Within the data below, copy each line where the string "promote" is found.

### Source data

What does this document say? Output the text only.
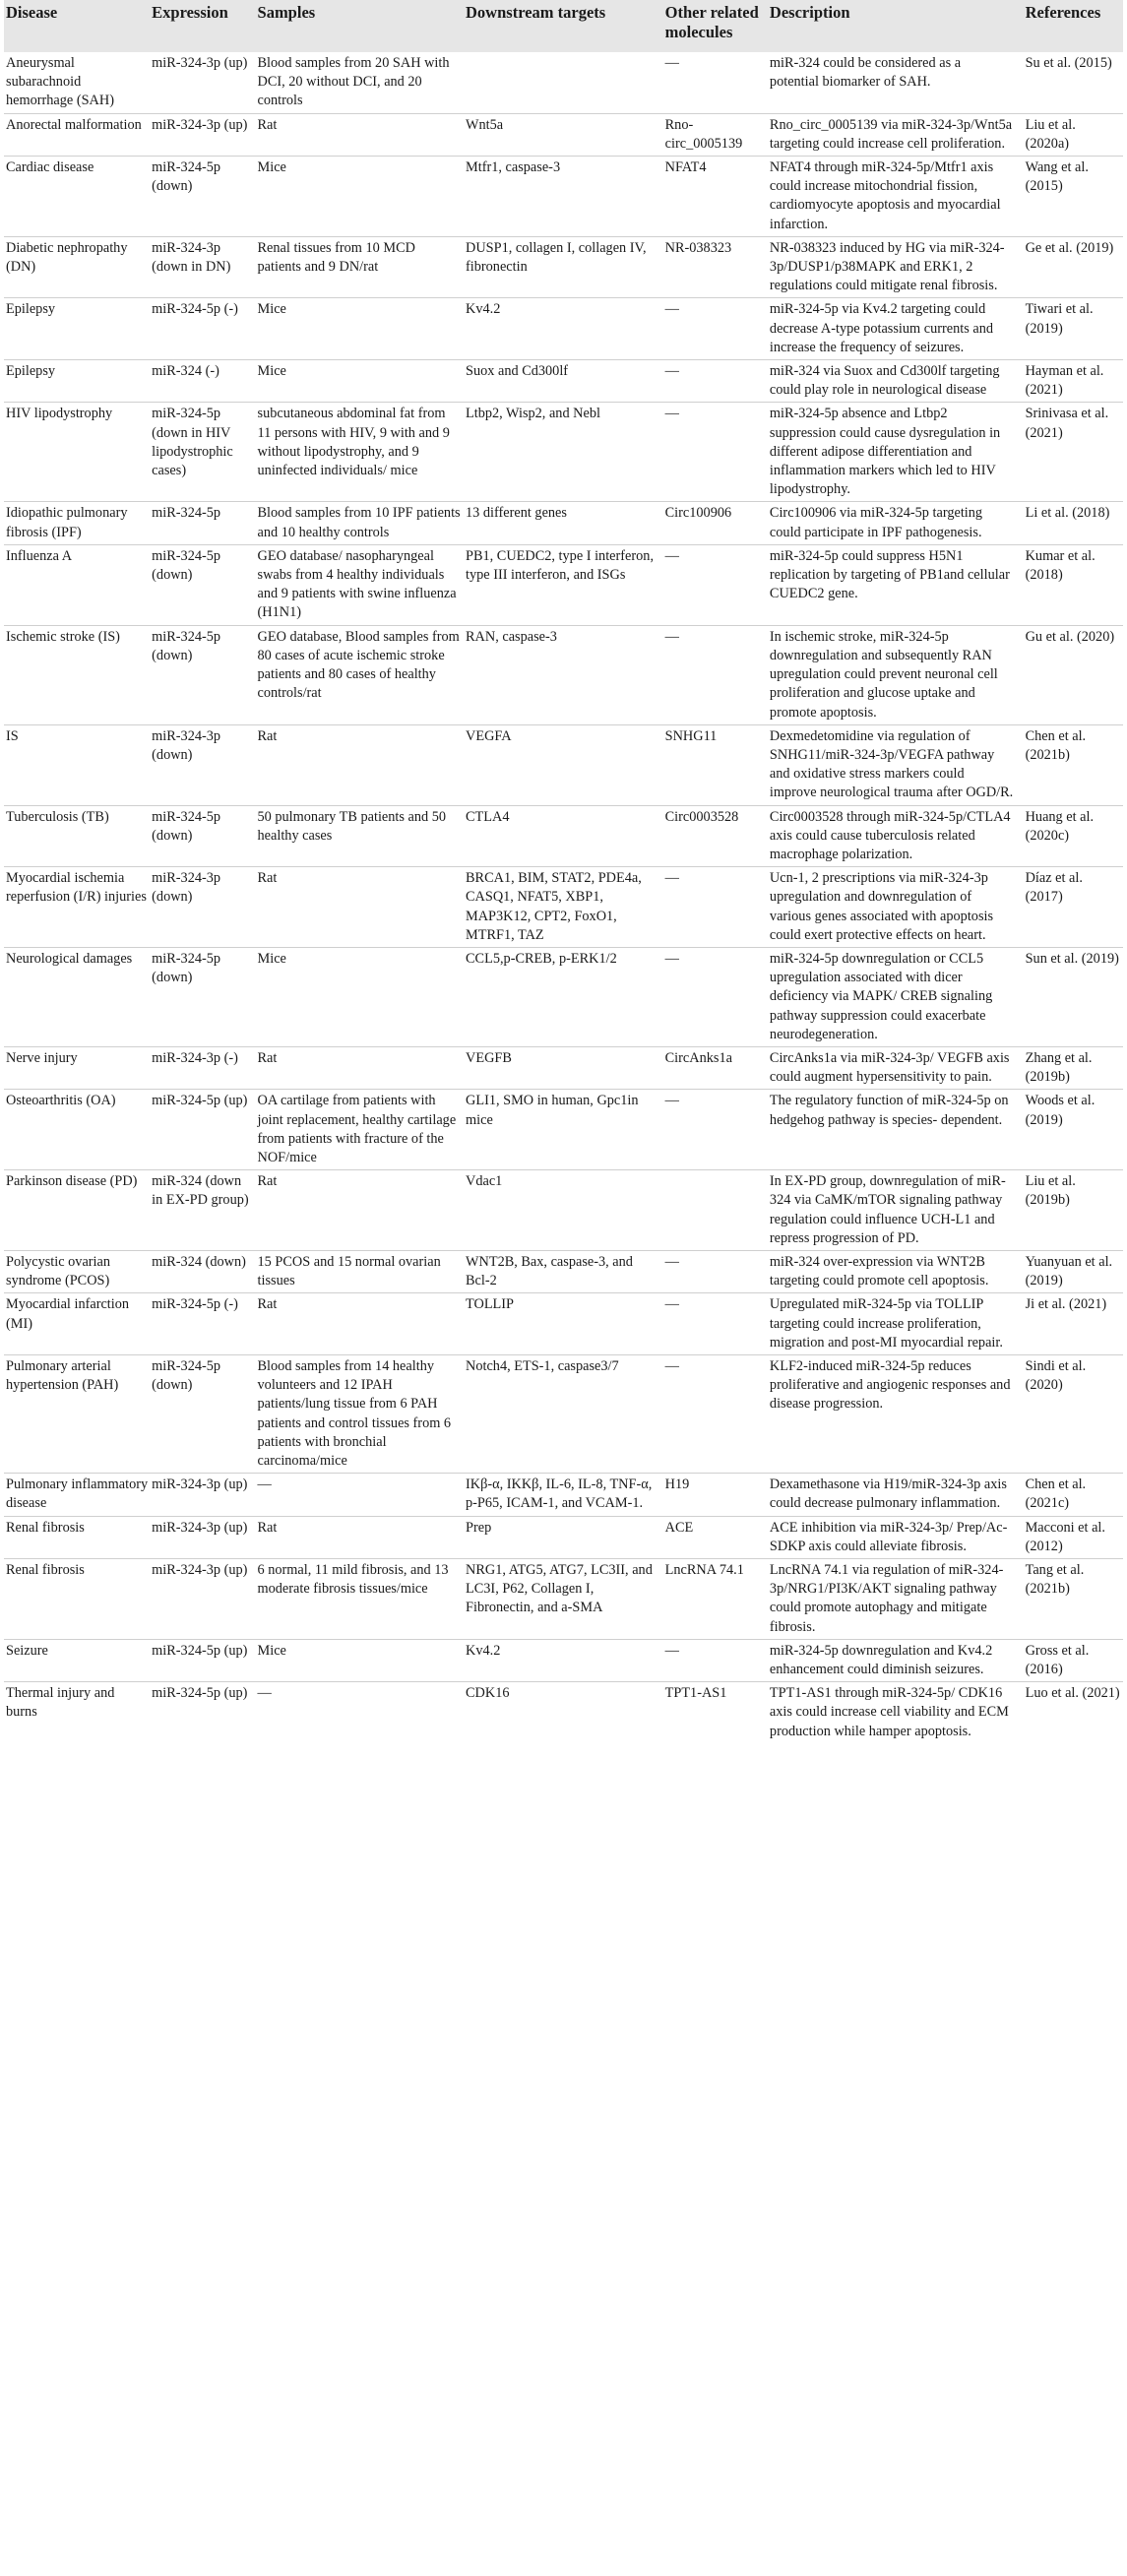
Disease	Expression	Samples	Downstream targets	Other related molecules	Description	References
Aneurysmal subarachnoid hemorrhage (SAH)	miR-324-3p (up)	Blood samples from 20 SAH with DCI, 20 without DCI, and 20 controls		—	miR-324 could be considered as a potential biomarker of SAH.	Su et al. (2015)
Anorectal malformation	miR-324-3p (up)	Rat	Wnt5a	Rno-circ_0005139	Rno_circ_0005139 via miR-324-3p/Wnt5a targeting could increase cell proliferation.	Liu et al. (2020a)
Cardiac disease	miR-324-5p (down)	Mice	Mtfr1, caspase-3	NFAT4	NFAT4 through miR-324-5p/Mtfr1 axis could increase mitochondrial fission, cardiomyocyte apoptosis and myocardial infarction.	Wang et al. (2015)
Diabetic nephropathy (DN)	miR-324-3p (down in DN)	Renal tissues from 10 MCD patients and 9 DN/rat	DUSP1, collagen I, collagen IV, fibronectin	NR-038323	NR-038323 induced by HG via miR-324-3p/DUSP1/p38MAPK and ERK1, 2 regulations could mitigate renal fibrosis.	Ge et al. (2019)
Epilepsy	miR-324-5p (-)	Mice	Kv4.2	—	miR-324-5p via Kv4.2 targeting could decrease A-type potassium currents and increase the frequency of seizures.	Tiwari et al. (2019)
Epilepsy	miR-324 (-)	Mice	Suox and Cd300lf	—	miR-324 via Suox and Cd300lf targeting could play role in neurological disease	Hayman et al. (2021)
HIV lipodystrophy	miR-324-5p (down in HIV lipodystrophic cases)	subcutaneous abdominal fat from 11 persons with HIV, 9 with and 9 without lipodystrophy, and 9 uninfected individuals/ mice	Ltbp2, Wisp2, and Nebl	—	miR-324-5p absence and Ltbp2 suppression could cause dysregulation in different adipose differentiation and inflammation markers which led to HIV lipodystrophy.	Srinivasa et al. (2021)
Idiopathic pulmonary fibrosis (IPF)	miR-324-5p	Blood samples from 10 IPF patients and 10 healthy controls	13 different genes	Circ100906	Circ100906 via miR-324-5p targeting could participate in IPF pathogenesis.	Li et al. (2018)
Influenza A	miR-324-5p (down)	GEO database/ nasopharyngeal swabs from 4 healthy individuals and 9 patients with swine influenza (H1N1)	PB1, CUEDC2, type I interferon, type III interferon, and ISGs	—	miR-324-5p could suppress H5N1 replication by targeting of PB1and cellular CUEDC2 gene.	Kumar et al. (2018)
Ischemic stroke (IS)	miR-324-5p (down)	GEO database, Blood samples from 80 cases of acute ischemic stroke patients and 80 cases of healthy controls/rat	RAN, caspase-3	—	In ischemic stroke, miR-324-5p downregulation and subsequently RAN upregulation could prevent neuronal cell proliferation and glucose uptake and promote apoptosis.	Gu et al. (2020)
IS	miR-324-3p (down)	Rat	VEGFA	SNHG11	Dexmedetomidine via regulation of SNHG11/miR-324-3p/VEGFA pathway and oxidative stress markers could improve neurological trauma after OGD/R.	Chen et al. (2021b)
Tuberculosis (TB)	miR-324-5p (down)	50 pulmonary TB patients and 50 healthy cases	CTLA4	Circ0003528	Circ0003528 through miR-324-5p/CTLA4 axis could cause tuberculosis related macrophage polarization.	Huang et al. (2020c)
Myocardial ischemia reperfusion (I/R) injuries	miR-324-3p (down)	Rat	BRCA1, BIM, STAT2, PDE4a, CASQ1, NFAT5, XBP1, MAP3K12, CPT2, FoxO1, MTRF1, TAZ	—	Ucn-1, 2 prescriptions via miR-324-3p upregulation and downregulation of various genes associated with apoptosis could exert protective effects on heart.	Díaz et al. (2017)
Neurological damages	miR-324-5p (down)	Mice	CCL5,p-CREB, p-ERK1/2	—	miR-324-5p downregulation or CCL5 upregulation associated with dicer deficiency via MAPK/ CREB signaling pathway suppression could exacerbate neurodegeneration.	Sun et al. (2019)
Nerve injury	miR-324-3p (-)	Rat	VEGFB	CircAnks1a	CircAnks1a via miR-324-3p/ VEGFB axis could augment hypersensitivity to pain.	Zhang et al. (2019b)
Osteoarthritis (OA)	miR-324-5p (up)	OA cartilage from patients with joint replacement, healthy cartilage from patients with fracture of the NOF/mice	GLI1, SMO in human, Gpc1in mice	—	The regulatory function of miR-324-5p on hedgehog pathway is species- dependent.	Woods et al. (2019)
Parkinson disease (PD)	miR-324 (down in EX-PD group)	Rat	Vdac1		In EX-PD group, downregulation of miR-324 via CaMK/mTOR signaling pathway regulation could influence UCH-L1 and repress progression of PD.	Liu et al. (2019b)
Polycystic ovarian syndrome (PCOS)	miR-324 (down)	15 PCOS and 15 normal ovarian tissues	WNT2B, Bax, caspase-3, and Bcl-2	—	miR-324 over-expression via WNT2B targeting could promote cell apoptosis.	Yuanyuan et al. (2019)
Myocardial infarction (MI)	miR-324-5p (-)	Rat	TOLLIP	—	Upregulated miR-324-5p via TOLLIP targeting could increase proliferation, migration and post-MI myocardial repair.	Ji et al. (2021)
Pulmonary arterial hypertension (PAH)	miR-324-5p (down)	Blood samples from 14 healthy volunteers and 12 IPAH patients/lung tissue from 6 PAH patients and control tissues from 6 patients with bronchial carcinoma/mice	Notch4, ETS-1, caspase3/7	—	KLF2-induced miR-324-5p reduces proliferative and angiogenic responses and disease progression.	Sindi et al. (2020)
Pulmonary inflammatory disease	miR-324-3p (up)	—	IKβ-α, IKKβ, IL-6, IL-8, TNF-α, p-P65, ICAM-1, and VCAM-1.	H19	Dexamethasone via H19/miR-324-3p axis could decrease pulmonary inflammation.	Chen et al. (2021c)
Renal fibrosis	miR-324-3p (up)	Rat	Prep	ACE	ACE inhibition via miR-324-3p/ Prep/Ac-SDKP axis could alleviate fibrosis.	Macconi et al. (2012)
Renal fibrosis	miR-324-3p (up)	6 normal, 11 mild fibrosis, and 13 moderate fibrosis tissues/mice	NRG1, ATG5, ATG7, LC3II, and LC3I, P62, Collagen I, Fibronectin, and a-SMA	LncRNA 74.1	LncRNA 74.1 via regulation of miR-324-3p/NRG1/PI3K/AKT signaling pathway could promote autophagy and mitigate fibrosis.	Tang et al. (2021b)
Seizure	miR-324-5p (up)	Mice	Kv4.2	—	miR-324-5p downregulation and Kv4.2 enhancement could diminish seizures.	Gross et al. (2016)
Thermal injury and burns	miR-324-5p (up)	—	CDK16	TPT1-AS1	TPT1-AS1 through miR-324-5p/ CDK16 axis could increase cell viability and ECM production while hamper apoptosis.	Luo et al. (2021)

######

(Solution):
Ischemic stroke (IS)	miR-324-5p (down)	GEO database, Blood samples from 80 cases of acute ischemic stroke patients and 80 cases of healthy controls/rat	RAN, caspase-3	—	In ischemic stroke, miR-324-5p downregulation and subsequently RAN upregulation could prevent neuronal cell proliferation and glucose uptake and promote apoptosis.	Gu et al. (2020)
Polycystic ovarian syndrome (PCOS)	miR-324 (down)	15 PCOS and 15 normal ovarian tissues	WNT2B, Bax, caspase-3, and Bcl-2	—	miR-324 over-expression via WNT2B targeting could promote cell apoptosis.	Yuanyuan et al. (2019)
Renal fibrosis	miR-324-3p (up)	6 normal, 11 mild fibrosis, and 13 moderate fibrosis tissues/mice	NRG1, ATG5, ATG7, LC3II, and LC3I, P62, Collagen I, Fibronectin, and a-SMA	LncRNA 74.1	LncRNA 74.1 via regulation of miR-324-3p/NRG1/PI3K/AKT signaling pathway could promote autophagy and mitigate fibrosis.	Tang et al. (2021b)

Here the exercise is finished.